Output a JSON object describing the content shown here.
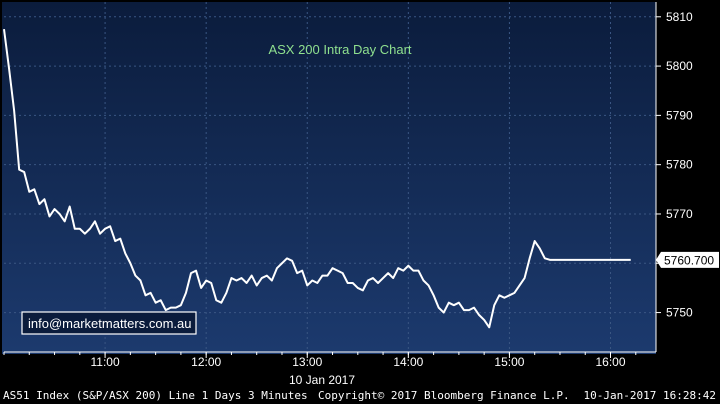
{
  "chart_data": {
    "type": "line",
    "title": "ASX 200 Intra Day Chart",
    "xlabel": "10 Jan 2017",
    "ylabel": "",
    "ylim": [
      5742,
      5813
    ],
    "xlim": [
      10.0,
      16.45
    ],
    "y_ticks": [
      5750,
      5760,
      5770,
      5780,
      5790,
      5800,
      5810
    ],
    "x_ticks": [
      {
        "value": 11.0,
        "label": "11:00"
      },
      {
        "value": 12.0,
        "label": "12:00"
      },
      {
        "value": 13.0,
        "label": "13:00"
      },
      {
        "value": 14.0,
        "label": "14:00"
      },
      {
        "value": 15.0,
        "label": "15:00"
      },
      {
        "value": 16.0,
        "label": "16:00"
      }
    ],
    "grid": true,
    "last_value_label": "5760.700",
    "series": [
      {
        "color": "#ffffff",
        "x": [
          10.0,
          10.05,
          10.1,
          10.15,
          10.2,
          10.25,
          10.3,
          10.35,
          10.4,
          10.45,
          10.5,
          10.55,
          10.6,
          10.65,
          10.7,
          10.75,
          10.8,
          10.85,
          10.9,
          10.95,
          11.0,
          11.05,
          11.1,
          11.15,
          11.2,
          11.25,
          11.3,
          11.35,
          11.4,
          11.45,
          11.5,
          11.55,
          11.6,
          11.65,
          11.7,
          11.75,
          11.8,
          11.85,
          11.9,
          11.95,
          12.0,
          12.05,
          12.1,
          12.15,
          12.2,
          12.25,
          12.3,
          12.35,
          12.4,
          12.45,
          12.5,
          12.55,
          12.6,
          12.65,
          12.7,
          12.75,
          12.8,
          12.85,
          12.9,
          12.95,
          13.0,
          13.05,
          13.1,
          13.15,
          13.2,
          13.25,
          13.3,
          13.35,
          13.4,
          13.45,
          13.5,
          13.55,
          13.6,
          13.65,
          13.7,
          13.75,
          13.8,
          13.85,
          13.9,
          13.95,
          14.0,
          14.05,
          14.1,
          14.15,
          14.2,
          14.25,
          14.3,
          14.35,
          14.4,
          14.45,
          14.5,
          14.55,
          14.6,
          14.65,
          14.7,
          14.75,
          14.8,
          14.85,
          14.9,
          14.95,
          15.0,
          15.05,
          15.1,
          15.15,
          15.2,
          15.25,
          15.3,
          15.35,
          15.4,
          15.45,
          15.5,
          15.55,
          15.6,
          15.65,
          15.7,
          15.75,
          15.8,
          15.85,
          15.9,
          15.95,
          16.0,
          16.05,
          16.1,
          16.15,
          16.2
        ],
        "values": [
          5807.5,
          5799.5,
          5791,
          5779,
          5778.5,
          5774.5,
          5775,
          5772,
          5773,
          5769.5,
          5771,
          5770,
          5768.5,
          5771.5,
          5767,
          5767,
          5766,
          5767,
          5768.5,
          5766,
          5767,
          5767.5,
          5764.5,
          5765,
          5762,
          5760,
          5757.5,
          5756.5,
          5753.5,
          5754,
          5752,
          5752.5,
          5750.5,
          5751,
          5751,
          5751.5,
          5754,
          5758,
          5758.5,
          5755,
          5756.5,
          5756,
          5752.5,
          5752,
          5754,
          5757,
          5756.5,
          5757,
          5756,
          5757.5,
          5755.5,
          5757,
          5757.5,
          5756.5,
          5759,
          5760,
          5761,
          5760.5,
          5758,
          5758.5,
          5755.5,
          5756.5,
          5756,
          5757.5,
          5757.5,
          5759,
          5758.5,
          5758,
          5756,
          5756,
          5755,
          5754.5,
          5756.5,
          5757,
          5756,
          5757,
          5758,
          5757,
          5759,
          5758.5,
          5759.5,
          5758.5,
          5758.5,
          5756.5,
          5755.5,
          5753.5,
          5751,
          5750,
          5752,
          5751.5,
          5752,
          5750.5,
          5750.5,
          5751,
          5749.5,
          5748.5,
          5747,
          5751.5,
          5753.5,
          5753,
          5753.5,
          5754,
          5755.5,
          5757,
          5761,
          5764.5,
          5763,
          5761,
          5760.7,
          5760.7,
          5760.7,
          5760.7,
          5760.7,
          5760.7,
          5760.7,
          5760.7,
          5760.7,
          5760.7,
          5760.7,
          5760.7,
          5760.7,
          5760.7,
          5760.7,
          5760.7,
          5760.7
        ]
      }
    ]
  },
  "watermark": {
    "text": "info@marketmatters.com.au"
  },
  "footer": {
    "left_text": "AS51 Index (S&P/ASX 200) Line 1 Days 3 Minutes",
    "center_text": "Copyright© 2017 Bloomberg Finance L.P.",
    "right_text": "10-Jan-2017 16:28:42"
  },
  "colors": {
    "background": "#000000",
    "plot_background_top": "#0b1c3c",
    "plot_background_bottom": "#1c3a6e",
    "grid": "#3a5683",
    "line": "#ffffff",
    "title": "#8fe08f",
    "axis_text": "#ffffff",
    "footer_text": "#ffffff"
  }
}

■ Given exercise ■
Every line is to be duplicated exactly, though pictures stay out.

■ Result for this task ■
Output a JSON object describing the content shown here.
{
  "chart_data": {
    "type": "line",
    "title": "ASX 200 Intra Day Chart",
    "xlabel": "10 Jan 2017",
    "ylabel": "",
    "ylim": [
      5742,
      5813
    ],
    "xlim": [
      10.0,
      16.45
    ],
    "y_ticks": [
      5750,
      5760,
      5770,
      5780,
      5790,
      5800,
      5810
    ],
    "x_ticks": [
      {
        "value": 11.0,
        "label": "11:00"
      },
      {
        "value": 12.0,
        "label": "12:00"
      },
      {
        "value": 13.0,
        "label": "13:00"
      },
      {
        "value": 14.0,
        "label": "14:00"
      },
      {
        "value": 15.0,
        "label": "15:00"
      },
      {
        "value": 16.0,
        "label": "16:00"
      }
    ],
    "grid": true,
    "last_value_label": "5760.700",
    "series": [
      {
        "color": "#ffffff",
        "x": [
          10.0,
          10.05,
          10.1,
          10.15,
          10.2,
          10.25,
          10.3,
          10.35,
          10.4,
          10.45,
          10.5,
          10.55,
          10.6,
          10.65,
          10.7,
          10.75,
          10.8,
          10.85,
          10.9,
          10.95,
          11.0,
          11.05,
          11.1,
          11.15,
          11.2,
          11.25,
          11.3,
          11.35,
          11.4,
          11.45,
          11.5,
          11.55,
          11.6,
          11.65,
          11.7,
          11.75,
          11.8,
          11.85,
          11.9,
          11.95,
          12.0,
          12.05,
          12.1,
          12.15,
          12.2,
          12.25,
          12.3,
          12.35,
          12.4,
          12.45,
          12.5,
          12.55,
          12.6,
          12.65,
          12.7,
          12.75,
          12.8,
          12.85,
          12.9,
          12.95,
          13.0,
          13.05,
          13.1,
          13.15,
          13.2,
          13.25,
          13.3,
          13.35,
          13.4,
          13.45,
          13.5,
          13.55,
          13.6,
          13.65,
          13.7,
          13.75,
          13.8,
          13.85,
          13.9,
          13.95,
          14.0,
          14.05,
          14.1,
          14.15,
          14.2,
          14.25,
          14.3,
          14.35,
          14.4,
          14.45,
          14.5,
          14.55,
          14.6,
          14.65,
          14.7,
          14.75,
          14.8,
          14.85,
          14.9,
          14.95,
          15.0,
          15.05,
          15.1,
          15.15,
          15.2,
          15.25,
          15.3,
          15.35,
          15.4,
          15.45,
          15.5,
          15.55,
          15.6,
          15.65,
          15.7,
          15.75,
          15.8,
          15.85,
          15.9,
          15.95,
          16.0,
          16.05,
          16.1,
          16.15,
          16.2
        ],
        "values": [
          5807.5,
          5799.5,
          5791,
          5779,
          5778.5,
          5774.5,
          5775,
          5772,
          5773,
          5769.5,
          5771,
          5770,
          5768.5,
          5771.5,
          5767,
          5767,
          5766,
          5767,
          5768.5,
          5766,
          5767,
          5767.5,
          5764.5,
          5765,
          5762,
          5760,
          5757.5,
          5756.5,
          5753.5,
          5754,
          5752,
          5752.5,
          5750.5,
          5751,
          5751,
          5751.5,
          5754,
          5758,
          5758.5,
          5755,
          5756.5,
          5756,
          5752.5,
          5752,
          5754,
          5757,
          5756.5,
          5757,
          5756,
          5757.5,
          5755.5,
          5757,
          5757.5,
          5756.5,
          5759,
          5760,
          5761,
          5760.5,
          5758,
          5758.5,
          5755.5,
          5756.5,
          5756,
          5757.5,
          5757.5,
          5759,
          5758.5,
          5758,
          5756,
          5756,
          5755,
          5754.5,
          5756.5,
          5757,
          5756,
          5757,
          5758,
          5757,
          5759,
          5758.5,
          5759.5,
          5758.5,
          5758.5,
          5756.5,
          5755.5,
          5753.5,
          5751,
          5750,
          5752,
          5751.5,
          5752,
          5750.5,
          5750.5,
          5751,
          5749.5,
          5748.5,
          5747,
          5751.5,
          5753.5,
          5753,
          5753.5,
          5754,
          5755.5,
          5757,
          5761,
          5764.5,
          5763,
          5761,
          5760.7,
          5760.7,
          5760.7,
          5760.7,
          5760.7,
          5760.7,
          5760.7,
          5760.7,
          5760.7,
          5760.7,
          5760.7,
          5760.7,
          5760.7,
          5760.7,
          5760.7,
          5760.7,
          5760.7
        ]
      }
    ]
  },
  "watermark": {
    "text": "info@marketmatters.com.au"
  },
  "footer": {
    "left_text": "AS51 Index (S&P/ASX 200) Line 1 Days 3 Minutes",
    "center_text": "Copyright© 2017 Bloomberg Finance L.P.",
    "right_text": "10-Jan-2017 16:28:42"
  },
  "colors": {
    "background": "#000000",
    "plot_background_top": "#0b1c3c",
    "plot_background_bottom": "#1c3a6e",
    "grid": "#3a5683",
    "line": "#ffffff",
    "title": "#8fe08f",
    "axis_text": "#ffffff",
    "footer_text": "#ffffff"
  }
}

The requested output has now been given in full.